**Data in this exercise:**
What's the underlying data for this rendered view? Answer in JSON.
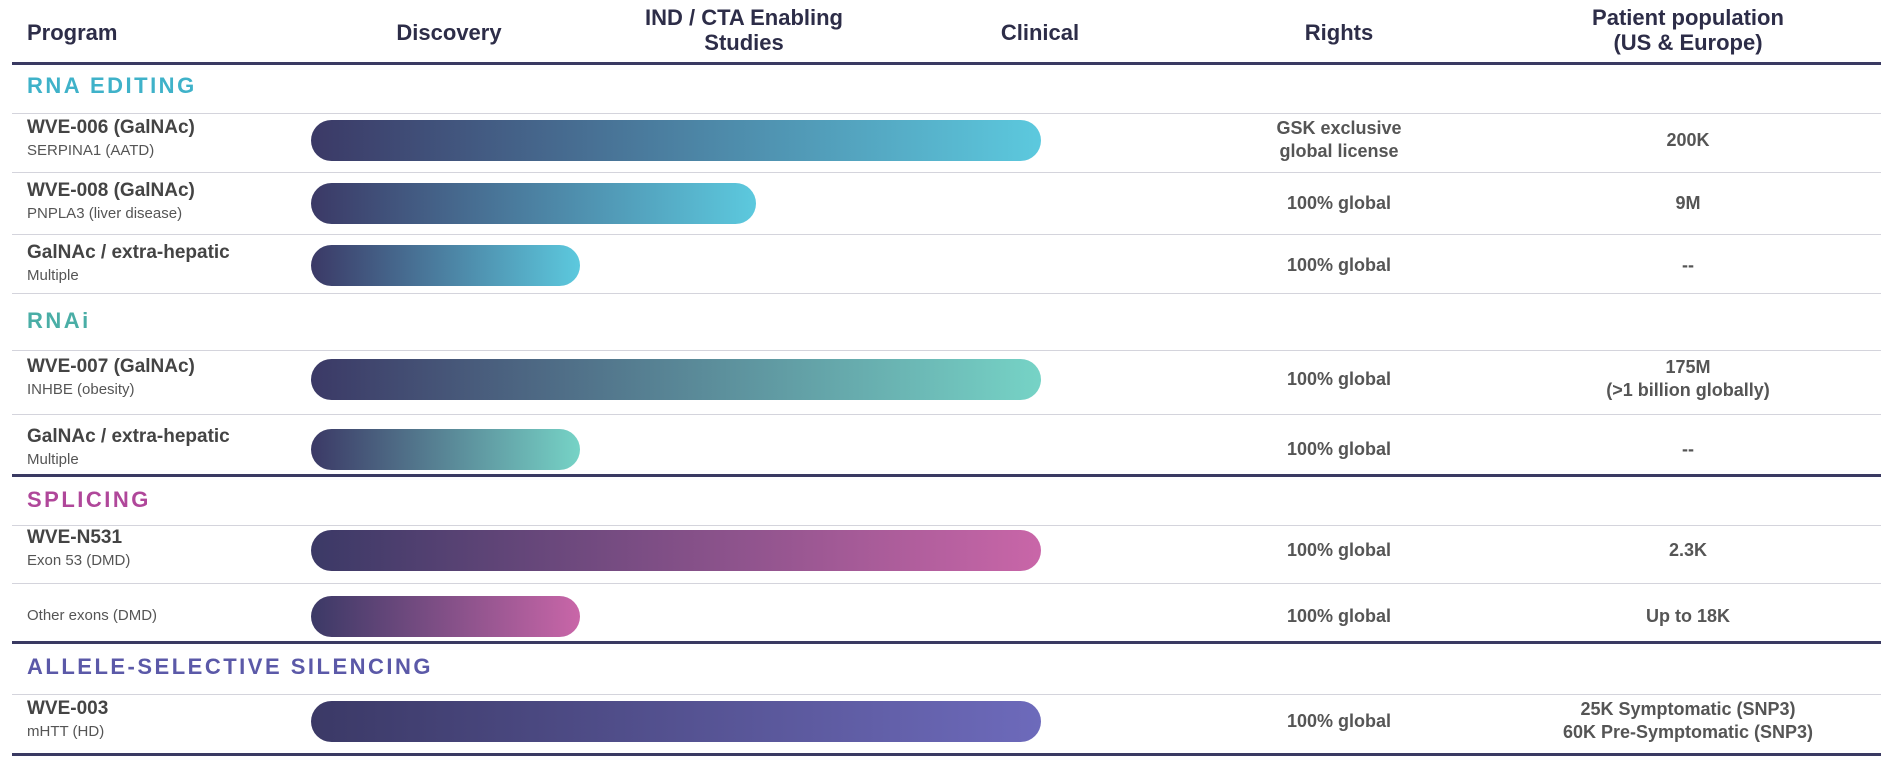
{
  "header": {
    "program": "Program",
    "discovery": "Discovery",
    "ind": [
      "IND / CTA Enabling",
      "Studies"
    ],
    "clinical": "Clinical",
    "rights": "Rights",
    "population": [
      "Patient population",
      "(US & Europe)"
    ]
  },
  "sections": [
    {
      "title": "RNA EDITING",
      "color": "#3fb2c9",
      "bar_end": "#5cc9de",
      "rows": [
        {
          "name": "WVE-006 (GalNAc)",
          "sub": "SERPINA1 (AATD)",
          "rights": [
            "GSK exclusive",
            "global license"
          ],
          "population": [
            "200K"
          ]
        },
        {
          "name": "WVE-008 (GalNAc)",
          "sub": "PNPLA3 (liver disease)",
          "rights": [
            "100% global"
          ],
          "population": [
            "9M"
          ]
        },
        {
          "name": "GalNAc / extra-hepatic",
          "sub": "Multiple",
          "rights": [
            "100% global"
          ],
          "population": [
            "--"
          ]
        }
      ]
    },
    {
      "title": "RNAi",
      "color": "#4aaea6",
      "bar_end": "#76d3c6",
      "rows": [
        {
          "name": "WVE-007 (GalNAc)",
          "sub": "INHBE (obesity)",
          "rights": [
            "100% global"
          ],
          "population": [
            "175M",
            "(>1 billion globally)"
          ]
        },
        {
          "name": "GalNAc / extra-hepatic",
          "sub": "Multiple",
          "rights": [
            "100% global"
          ],
          "population": [
            "--"
          ]
        }
      ]
    },
    {
      "title": "SPLICING",
      "color": "#b0479a",
      "bar_end": "#c966a8",
      "rows": [
        {
          "name": "WVE-N531",
          "sub": "Exon 53 (DMD)",
          "rights": [
            "100% global"
          ],
          "population": [
            "2.3K"
          ]
        },
        {
          "sub": "Other exons (DMD)",
          "rights": [
            "100% global"
          ],
          "population": [
            "Up to 18K"
          ]
        }
      ]
    },
    {
      "title": "ALLELE-SELECTIVE SILENCING",
      "color": "#5b59a8",
      "bar_end": "#6d6abb",
      "rows": [
        {
          "name": "WVE-003",
          "sub": "mHTT (HD)",
          "rights": [
            "100% global"
          ],
          "population": [
            "25K Symptomatic (SNP3)",
            "60K Pre-Symptomatic (SNP3)"
          ]
        }
      ]
    }
  ]
}
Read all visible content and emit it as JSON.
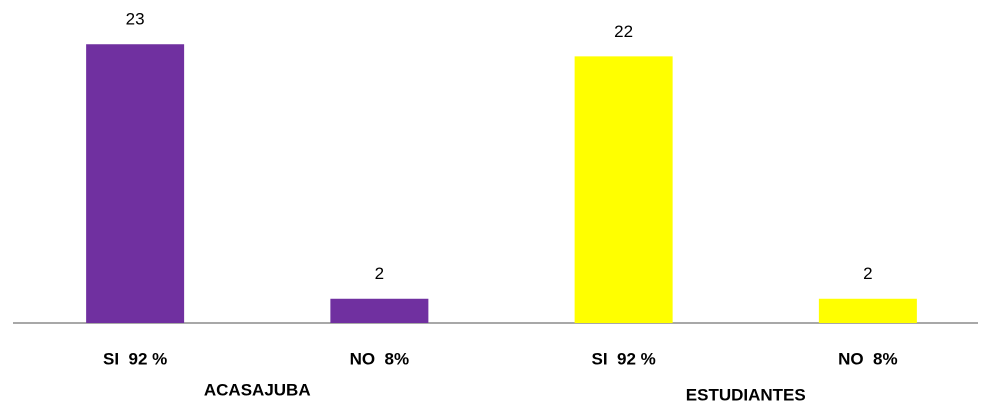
{
  "chart_data": {
    "type": "bar",
    "categories": [
      "SI  92 %",
      "NO  8%",
      "SI  92 %",
      "NO  8%"
    ],
    "values": [
      23,
      2,
      22,
      2
    ],
    "colors": [
      "#7030a0",
      "#7030a0",
      "#ffff00",
      "#ffff00"
    ],
    "group_labels": [
      "ACASAJUBA",
      "ESTUDIANTES"
    ],
    "ylim": [
      0,
      25
    ]
  }
}
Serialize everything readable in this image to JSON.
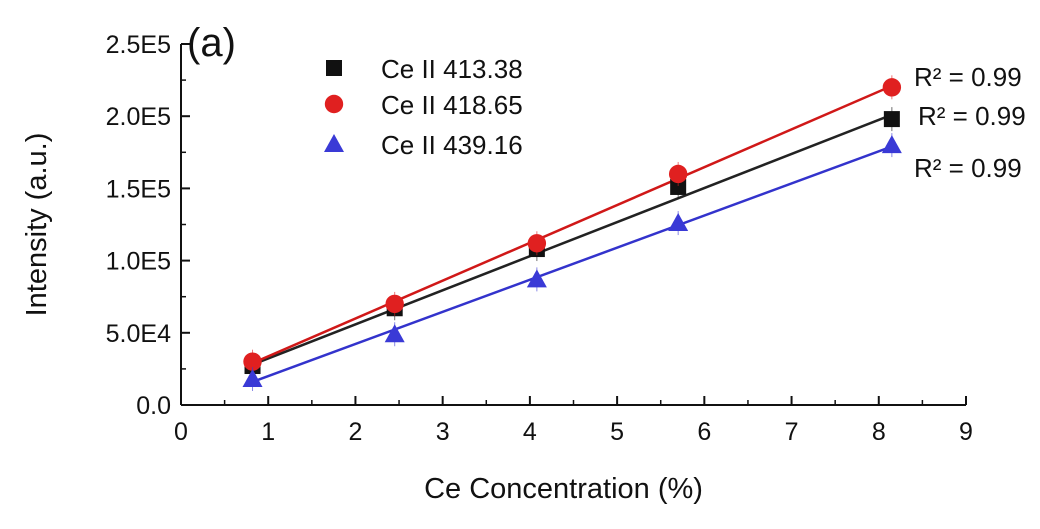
{
  "chart_data": {
    "type": "scatter",
    "panel_label": "(a)",
    "xlabel": "Ce Concentration (%)",
    "ylabel": "Intensity (a.u.)",
    "xlim": [
      0,
      9
    ],
    "ylim": [
      0,
      250000
    ],
    "xticks": [
      0,
      1,
      2,
      3,
      4,
      5,
      6,
      7,
      8,
      9
    ],
    "xtick_labels": [
      "0",
      "1",
      "2",
      "3",
      "4",
      "5",
      "6",
      "7",
      "8",
      "9"
    ],
    "yticks": [
      0,
      50000,
      100000,
      150000,
      200000,
      250000
    ],
    "ytick_labels": [
      "0.0",
      "5.0E4",
      "1.0E5",
      "1.5E5",
      "2.0E5",
      "2.5E5"
    ],
    "grid": false,
    "legend_position": "top-left",
    "fit_lines": true,
    "series": [
      {
        "name": "Ce II 413.38",
        "marker": "square",
        "color": "#111111",
        "line_color": "#222222",
        "x": [
          0.82,
          2.45,
          4.08,
          5.7,
          8.15
        ],
        "y": [
          27000,
          67000,
          108000,
          151000,
          198000
        ],
        "fit": [
          [
            0.82,
            28000
          ],
          [
            8.15,
            201000
          ]
        ],
        "r2_label": "R² = 0.99"
      },
      {
        "name": "Ce II 418.65",
        "marker": "circle",
        "color": "#e02020",
        "line_color": "#d01818",
        "x": [
          0.82,
          2.45,
          4.08,
          5.7,
          8.15
        ],
        "y": [
          30000,
          70000,
          112000,
          160000,
          220000
        ],
        "fit": [
          [
            0.82,
            29000
          ],
          [
            8.15,
            221000
          ]
        ],
        "r2_label": "R² = 0.99"
      },
      {
        "name": "Ce II 439.16",
        "marker": "triangle",
        "color": "#3a3ad6",
        "line_color": "#3333cc",
        "x": [
          0.82,
          2.45,
          4.08,
          5.7,
          8.15
        ],
        "y": [
          18000,
          49000,
          87000,
          126000,
          180000
        ],
        "fit": [
          [
            0.82,
            16000
          ],
          [
            8.15,
            179000
          ]
        ],
        "r2_label": "R² = 0.99"
      }
    ]
  }
}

**The task:** Copy out every line where the word "GalNAc" occurs.

**Answer to the exercise:**
          "name": "WVE-006 (GalNAc)",
          "name": "WVE-008 (GalNAc)",
          "name": "GalNAc / extra-hepatic",
          "name": "WVE-007 (GalNAc)",
          "name": "GalNAc / extra-hepatic",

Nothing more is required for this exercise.